> Task prompt
Examine the material below. Gather every line in which the string "Караганда" appears.
--- Begin Dataset extract ---
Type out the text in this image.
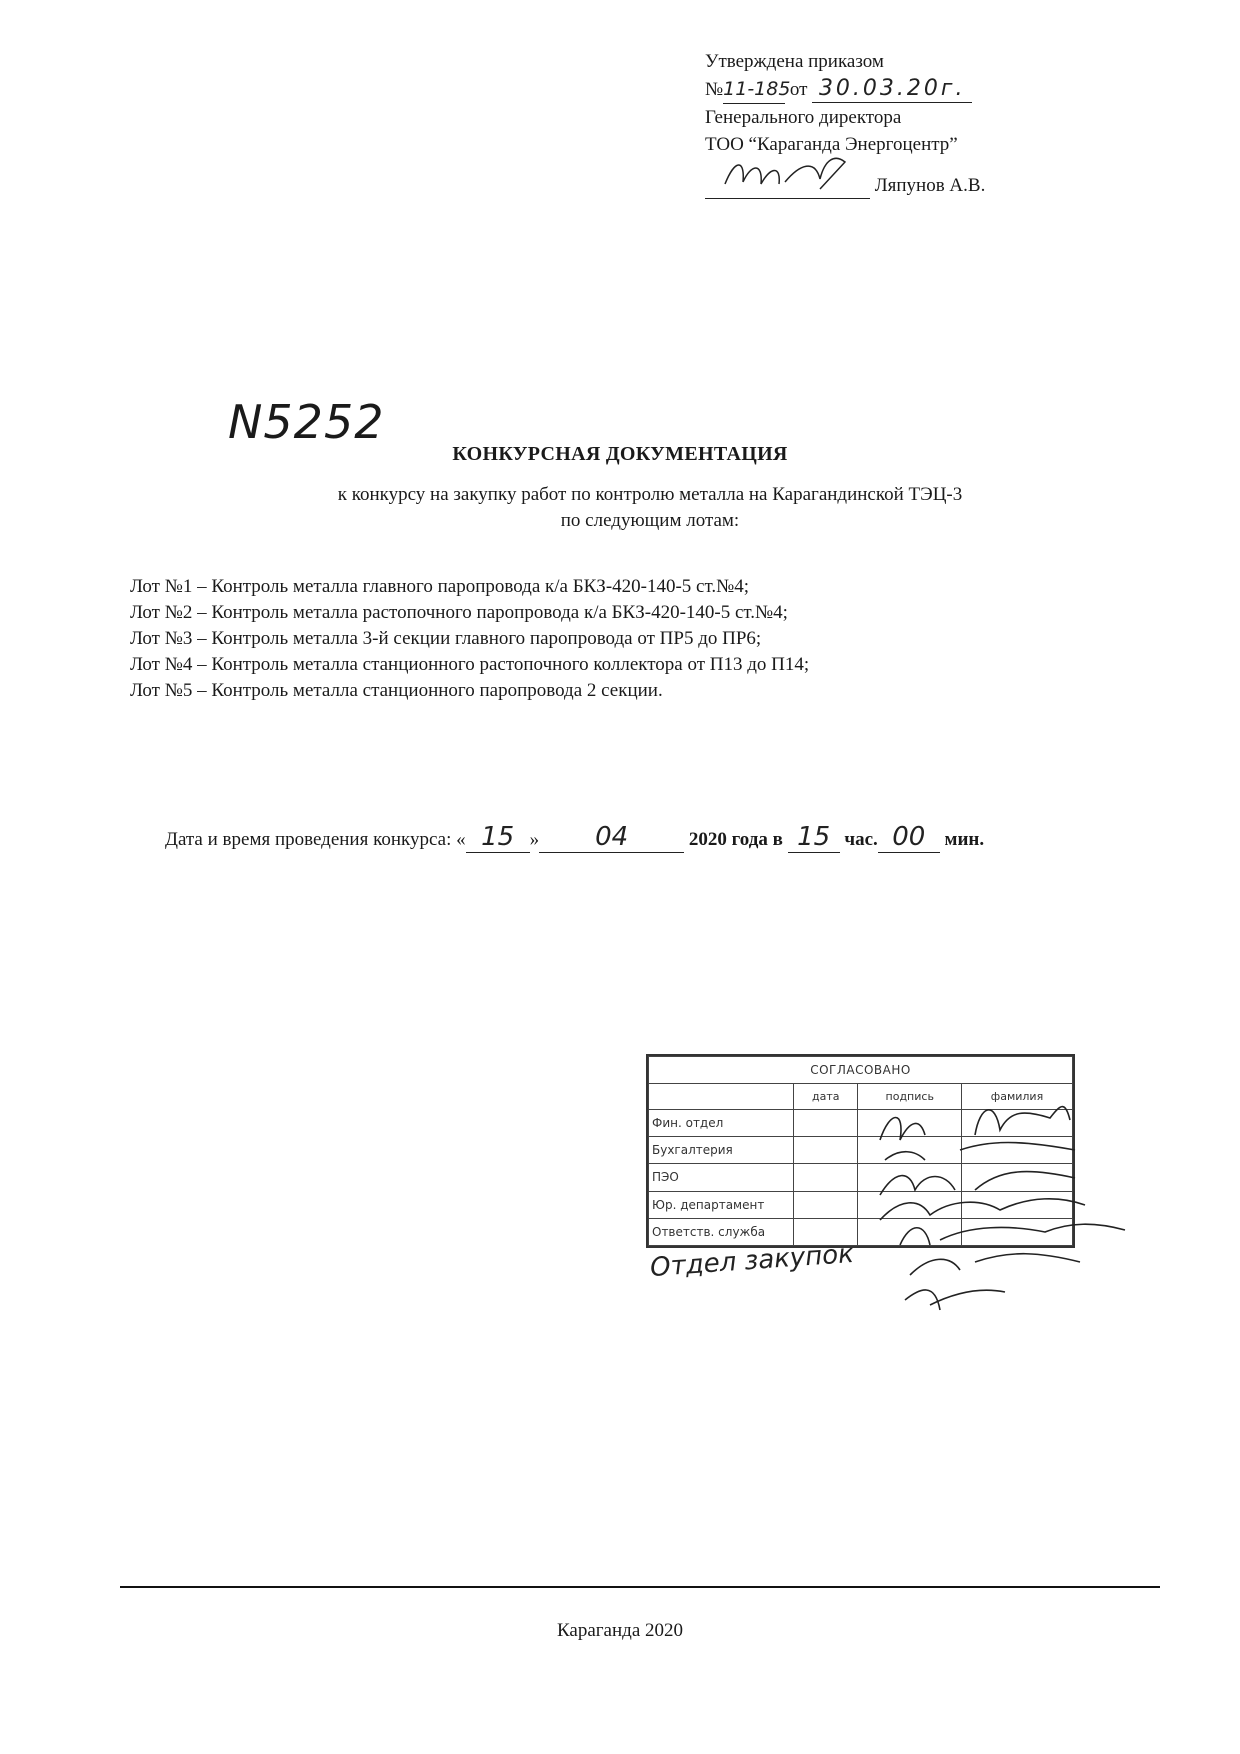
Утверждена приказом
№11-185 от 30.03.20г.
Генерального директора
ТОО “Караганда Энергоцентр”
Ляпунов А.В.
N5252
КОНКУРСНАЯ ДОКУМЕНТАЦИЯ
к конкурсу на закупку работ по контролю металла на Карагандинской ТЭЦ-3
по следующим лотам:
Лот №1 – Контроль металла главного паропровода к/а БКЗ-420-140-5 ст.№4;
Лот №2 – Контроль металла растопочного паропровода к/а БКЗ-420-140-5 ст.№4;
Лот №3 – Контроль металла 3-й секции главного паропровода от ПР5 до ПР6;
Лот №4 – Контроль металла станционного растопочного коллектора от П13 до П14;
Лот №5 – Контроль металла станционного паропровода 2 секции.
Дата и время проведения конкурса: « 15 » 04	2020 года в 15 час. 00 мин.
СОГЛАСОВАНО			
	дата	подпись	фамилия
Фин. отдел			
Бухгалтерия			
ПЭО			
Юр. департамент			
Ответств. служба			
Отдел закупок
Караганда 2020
--- End Dataset extract ---
> Written reply
ТОО “Караганда Энергоцентр”
Караганда 2020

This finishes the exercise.